Stored records:
* start *

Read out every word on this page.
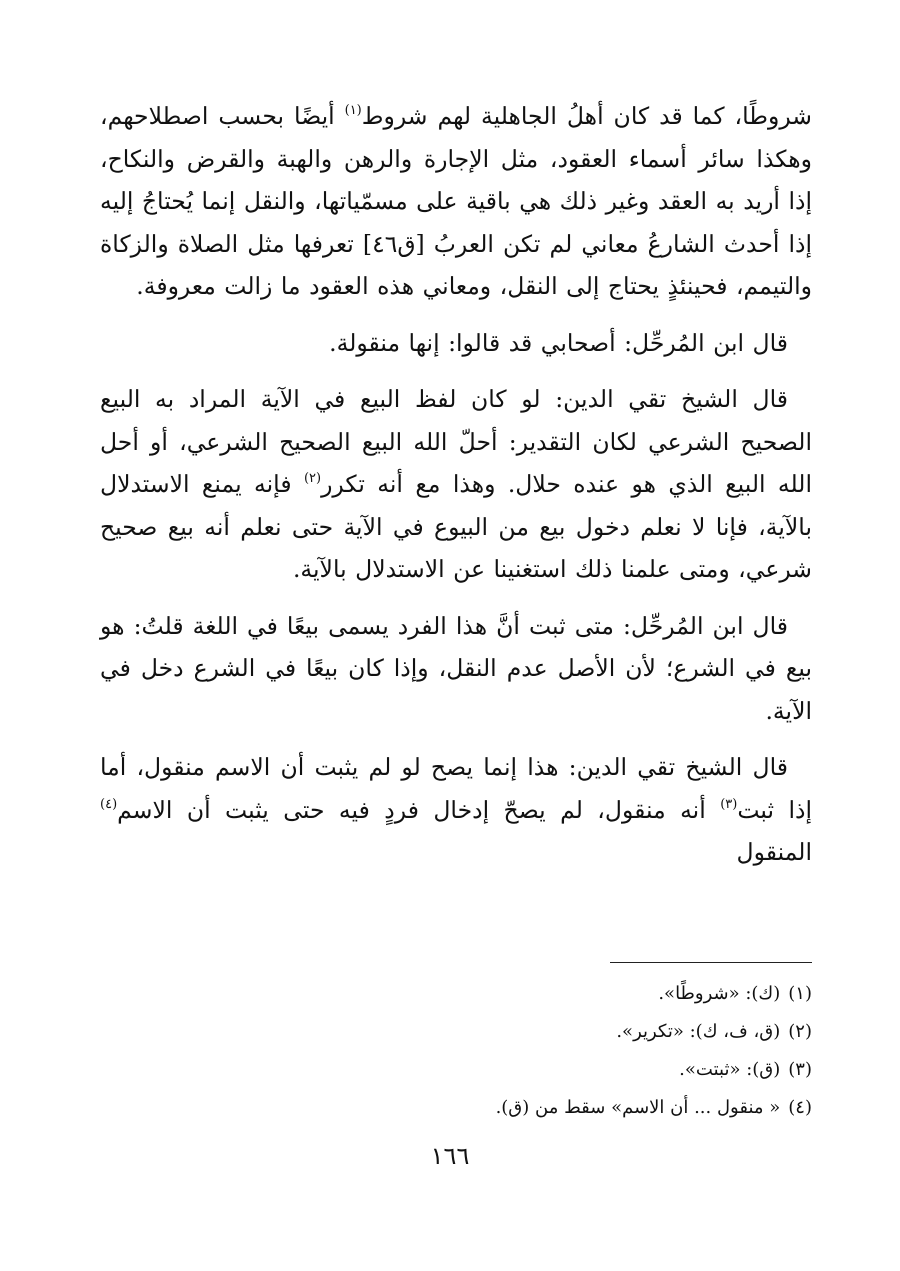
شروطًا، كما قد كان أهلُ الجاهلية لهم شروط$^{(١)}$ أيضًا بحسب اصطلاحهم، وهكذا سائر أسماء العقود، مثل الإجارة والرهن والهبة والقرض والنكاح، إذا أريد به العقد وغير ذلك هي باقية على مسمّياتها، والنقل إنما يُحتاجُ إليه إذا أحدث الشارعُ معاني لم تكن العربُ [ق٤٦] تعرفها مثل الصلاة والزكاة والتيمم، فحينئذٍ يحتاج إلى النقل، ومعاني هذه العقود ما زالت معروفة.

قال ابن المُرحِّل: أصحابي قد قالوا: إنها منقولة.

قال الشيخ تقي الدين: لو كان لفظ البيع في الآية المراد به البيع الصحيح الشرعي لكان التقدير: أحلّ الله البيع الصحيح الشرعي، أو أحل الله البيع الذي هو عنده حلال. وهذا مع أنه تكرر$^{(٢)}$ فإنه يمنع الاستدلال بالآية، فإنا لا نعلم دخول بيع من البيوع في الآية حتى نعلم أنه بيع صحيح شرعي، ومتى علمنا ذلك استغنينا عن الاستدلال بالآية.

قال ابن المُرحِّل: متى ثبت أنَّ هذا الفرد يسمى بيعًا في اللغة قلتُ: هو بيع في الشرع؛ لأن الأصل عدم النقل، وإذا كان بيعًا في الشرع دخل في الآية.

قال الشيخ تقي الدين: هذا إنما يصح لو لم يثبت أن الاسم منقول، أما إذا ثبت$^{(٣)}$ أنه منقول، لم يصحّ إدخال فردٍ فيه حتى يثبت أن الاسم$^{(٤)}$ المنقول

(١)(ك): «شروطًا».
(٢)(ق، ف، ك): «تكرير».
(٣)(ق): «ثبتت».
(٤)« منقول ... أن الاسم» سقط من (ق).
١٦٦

* end *

- [Work required] Reproduce every line precisely as given, omitting all pictures.

- [Expected answer]
Read out every word on this page.
شروطًا، كما قد كان أهلُ الجاهلية لهم شروط$^{(١)}$ أيضًا بحسب اصطلاحهم، وهكذا سائر أسماء العقود، مثل الإجارة والرهن والهبة والقرض والنكاح، إذا أريد به العقد وغير ذلك هي باقية على مسمّياتها، والنقل إنما يُحتاجُ إليه إذا أحدث الشارعُ معاني لم تكن العربُ [ق٤٦] تعرفها مثل الصلاة والزكاة والتيمم، فحينئذٍ يحتاج إلى النقل، ومعاني هذه العقود ما زالت معروفة.

قال ابن المُرحِّل: أصحابي قد قالوا: إنها منقولة.

قال الشيخ تقي الدين: لو كان لفظ البيع في الآية المراد به البيع الصحيح الشرعي لكان التقدير: أحلّ الله البيع الصحيح الشرعي، أو أحل الله البيع الذي هو عنده حلال. وهذا مع أنه تكرر$^{(٢)}$ فإنه يمنع الاستدلال بالآية، فإنا لا نعلم دخول بيع من البيوع في الآية حتى نعلم أنه بيع صحيح شرعي، ومتى علمنا ذلك استغنينا عن الاستدلال بالآية.

قال ابن المُرحِّل: متى ثبت أنَّ هذا الفرد يسمى بيعًا في اللغة قلتُ: هو بيع في الشرع؛ لأن الأصل عدم النقل، وإذا كان بيعًا في الشرع دخل في الآية.

قال الشيخ تقي الدين: هذا إنما يصح لو لم يثبت أن الاسم منقول، أما إذا ثبت$^{(٣)}$ أنه منقول، لم يصحّ إدخال فردٍ فيه حتى يثبت أن الاسم$^{(٤)}$ المنقول

(١)(ك): «شروطًا».
(٢)(ق، ف، ك): «تكرير».
(٣)(ق): «ثبتت».
(٤)« منقول ... أن الاسم» سقط من (ق).
١٦٦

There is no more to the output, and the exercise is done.